■ **Passage for review**

Published on March 21, 2017

When it comes to planning for retirement, everyone should be aware of certain milestones because everyone starts and stops at different times in their lives. Your retirement age could differ from your friends, coworkers, or relatives, but what matters most is knowing the four milestone ages that are important to the growth of your retirement plans. Keeping these ages in mind can help you optimize your self-directed retirement accounts- so be sure to make note of them!

1st Milestone: When You Start Saving for Retirement

Congratulations! You have started your retirement journey! The age you start this journey could be any age. The moment you begin thinking about your future and saving for retirement is a milestone. You could be putting away as little or as much as you’d like. The act of saving for your future can help you reach your retirement goals. If you haven’t started yet, the best time to start is always right now!

2nd Milestone: Fifty Years Old – Begin to Catch Up

Once you hit fifty, you can begin catch up contributions to your IRAs. The limit for annual contributions to all of your IRA accounts is $5,500 if you are under the age of fifty. Once you hit fifty, your contribution limit increases to $6,500 annually. Being able to put more money into your retirement accounts means you can increase the potential growth until you decide to begin taking of your distributions. Speaking of distributions…

3rd Milestone: Fifty Nine and a Half Years Old – No Penalty for Early Withdrawals

Once you turn fifty nine and a half, there is no longer a penalty for early withdrawals from your IRA. This does not mean you must begin taking distributions if you do not want to, but you can if you desire. Just make sure to remember that when you withdraw from certain accounts, like a Traditional IRA, you will need to pay income tax on the money received. If you are distributing cash from an account that has already been taxed, like a Roth IRA, you will not be taxed upon distribution since the money was taxed prior to entering the account.

■ **The problem**
Copy the retirement milestones text word for word, in full.

■ **Source data**

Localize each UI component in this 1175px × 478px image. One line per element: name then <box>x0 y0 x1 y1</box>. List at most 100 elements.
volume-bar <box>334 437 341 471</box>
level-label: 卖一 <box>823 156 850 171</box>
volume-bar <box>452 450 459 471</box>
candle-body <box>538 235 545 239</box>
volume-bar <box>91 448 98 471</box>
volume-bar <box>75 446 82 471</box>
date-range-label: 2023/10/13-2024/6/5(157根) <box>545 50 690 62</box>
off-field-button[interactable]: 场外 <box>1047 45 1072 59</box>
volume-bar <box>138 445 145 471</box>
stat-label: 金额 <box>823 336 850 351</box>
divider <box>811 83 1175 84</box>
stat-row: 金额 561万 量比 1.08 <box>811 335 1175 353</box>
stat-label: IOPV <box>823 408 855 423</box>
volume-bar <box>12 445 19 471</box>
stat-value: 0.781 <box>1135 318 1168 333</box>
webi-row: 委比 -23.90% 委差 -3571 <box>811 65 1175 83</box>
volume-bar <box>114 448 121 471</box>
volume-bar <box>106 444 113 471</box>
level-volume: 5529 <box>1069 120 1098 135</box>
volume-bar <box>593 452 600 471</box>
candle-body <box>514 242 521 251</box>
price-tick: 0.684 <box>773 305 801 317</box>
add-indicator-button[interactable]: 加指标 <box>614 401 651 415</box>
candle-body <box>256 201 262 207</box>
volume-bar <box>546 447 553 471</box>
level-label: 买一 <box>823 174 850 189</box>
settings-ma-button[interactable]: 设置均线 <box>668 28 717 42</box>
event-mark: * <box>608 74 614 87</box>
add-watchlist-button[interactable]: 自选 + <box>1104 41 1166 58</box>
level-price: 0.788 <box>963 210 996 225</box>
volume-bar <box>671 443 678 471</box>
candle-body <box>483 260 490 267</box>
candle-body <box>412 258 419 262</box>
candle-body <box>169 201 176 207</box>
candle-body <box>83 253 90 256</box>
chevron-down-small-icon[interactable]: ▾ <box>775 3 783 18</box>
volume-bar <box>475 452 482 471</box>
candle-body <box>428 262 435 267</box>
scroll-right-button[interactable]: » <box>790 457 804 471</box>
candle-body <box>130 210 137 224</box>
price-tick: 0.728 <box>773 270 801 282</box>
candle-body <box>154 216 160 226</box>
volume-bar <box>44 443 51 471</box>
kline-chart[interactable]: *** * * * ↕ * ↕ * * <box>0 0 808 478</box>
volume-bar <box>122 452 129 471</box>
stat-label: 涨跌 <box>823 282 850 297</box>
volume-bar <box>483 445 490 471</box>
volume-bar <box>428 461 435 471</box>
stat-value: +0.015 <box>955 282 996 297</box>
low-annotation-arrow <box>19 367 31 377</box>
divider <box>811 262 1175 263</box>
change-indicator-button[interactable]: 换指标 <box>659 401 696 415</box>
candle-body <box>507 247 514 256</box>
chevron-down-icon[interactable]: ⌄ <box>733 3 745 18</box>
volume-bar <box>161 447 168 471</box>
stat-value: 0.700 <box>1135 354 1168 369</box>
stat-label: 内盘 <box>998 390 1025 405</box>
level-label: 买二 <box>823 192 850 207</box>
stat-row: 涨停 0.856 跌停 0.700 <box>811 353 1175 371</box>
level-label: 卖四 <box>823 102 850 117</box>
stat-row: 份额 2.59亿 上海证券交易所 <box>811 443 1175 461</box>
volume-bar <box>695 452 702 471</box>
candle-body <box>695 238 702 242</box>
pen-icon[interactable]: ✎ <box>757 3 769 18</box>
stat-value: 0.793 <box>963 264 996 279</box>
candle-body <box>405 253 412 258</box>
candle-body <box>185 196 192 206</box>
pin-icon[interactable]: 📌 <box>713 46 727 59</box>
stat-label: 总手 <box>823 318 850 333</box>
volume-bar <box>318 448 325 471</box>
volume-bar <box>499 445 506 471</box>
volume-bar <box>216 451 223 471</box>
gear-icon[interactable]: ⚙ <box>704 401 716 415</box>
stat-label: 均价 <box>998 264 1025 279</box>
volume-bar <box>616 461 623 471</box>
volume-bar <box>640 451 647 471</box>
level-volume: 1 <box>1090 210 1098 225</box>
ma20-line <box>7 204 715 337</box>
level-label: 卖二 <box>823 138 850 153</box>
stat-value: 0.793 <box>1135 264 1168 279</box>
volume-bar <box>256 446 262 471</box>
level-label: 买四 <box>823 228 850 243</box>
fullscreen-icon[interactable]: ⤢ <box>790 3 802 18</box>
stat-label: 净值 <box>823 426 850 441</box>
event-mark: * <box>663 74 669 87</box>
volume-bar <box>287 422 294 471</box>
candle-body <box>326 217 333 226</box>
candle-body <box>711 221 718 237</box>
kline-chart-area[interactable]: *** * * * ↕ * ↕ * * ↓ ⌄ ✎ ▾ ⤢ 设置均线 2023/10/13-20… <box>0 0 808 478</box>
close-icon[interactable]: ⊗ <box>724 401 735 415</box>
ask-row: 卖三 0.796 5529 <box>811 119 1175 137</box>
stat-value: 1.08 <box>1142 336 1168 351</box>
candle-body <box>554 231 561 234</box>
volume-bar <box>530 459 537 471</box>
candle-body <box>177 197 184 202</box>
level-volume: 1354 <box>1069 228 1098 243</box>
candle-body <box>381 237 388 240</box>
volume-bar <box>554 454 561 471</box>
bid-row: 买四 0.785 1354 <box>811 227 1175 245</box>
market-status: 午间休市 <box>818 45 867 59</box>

■ **Result for this task**
Published on March 21, 2017

When it comes to planning for retirement, everyone should be aware of certain milestones because everyone starts and stops at different times in their lives. Your retirement age could differ from your friends, coworkers, or relatives, but what matters most is knowing the four milestone ages that are important to the growth of your retirement plans. Keeping these ages in mind can help you optimize your self-directed retirement accounts- so be sure to make note of them!

1st Milestone: When You Start Saving for Retirement

Congratulations! You have started your retirement journey! The age you start this journey could be any age. The moment you begin thinking about your future and saving for retirement is a milestone. You could be putting away as little or as much as you’d like. The act of saving for your future can help you reach your retirement goals. If you haven’t started yet, the best time to start is always right now!

2nd Milestone: Fifty Years Old – Begin to Catch Up

Once you hit fifty, you can begin catch up contributions to your IRAs. The limit for annual contributions to all of your IRA accounts is $5,500 if you are under the age of fifty. Once you hit fifty, your contribution limit increases to $6,500 annually. Being able to put more money into your retirement accounts means you can increase the potential growth until you decide to begin taking of your distributions. Speaking of distributions…

3rd Milestone: Fifty Nine and a Half Years Old – No Penalty for Early Withdrawals

Once you turn fifty nine and a half, there is no longer a penalty for early withdrawals from your IRA. This does not mean you must begin taking distributions if you do not want to, but you can if you desire. Just make sure to remember that when you withdraw from certain accounts, like a Traditional IRA, you will need to pay income tax on the money received. If you are distributing cash from an account that has already been taxed, like a Roth IRA, you will not be taxed upon distribution since the money was taxed prior to entering the account.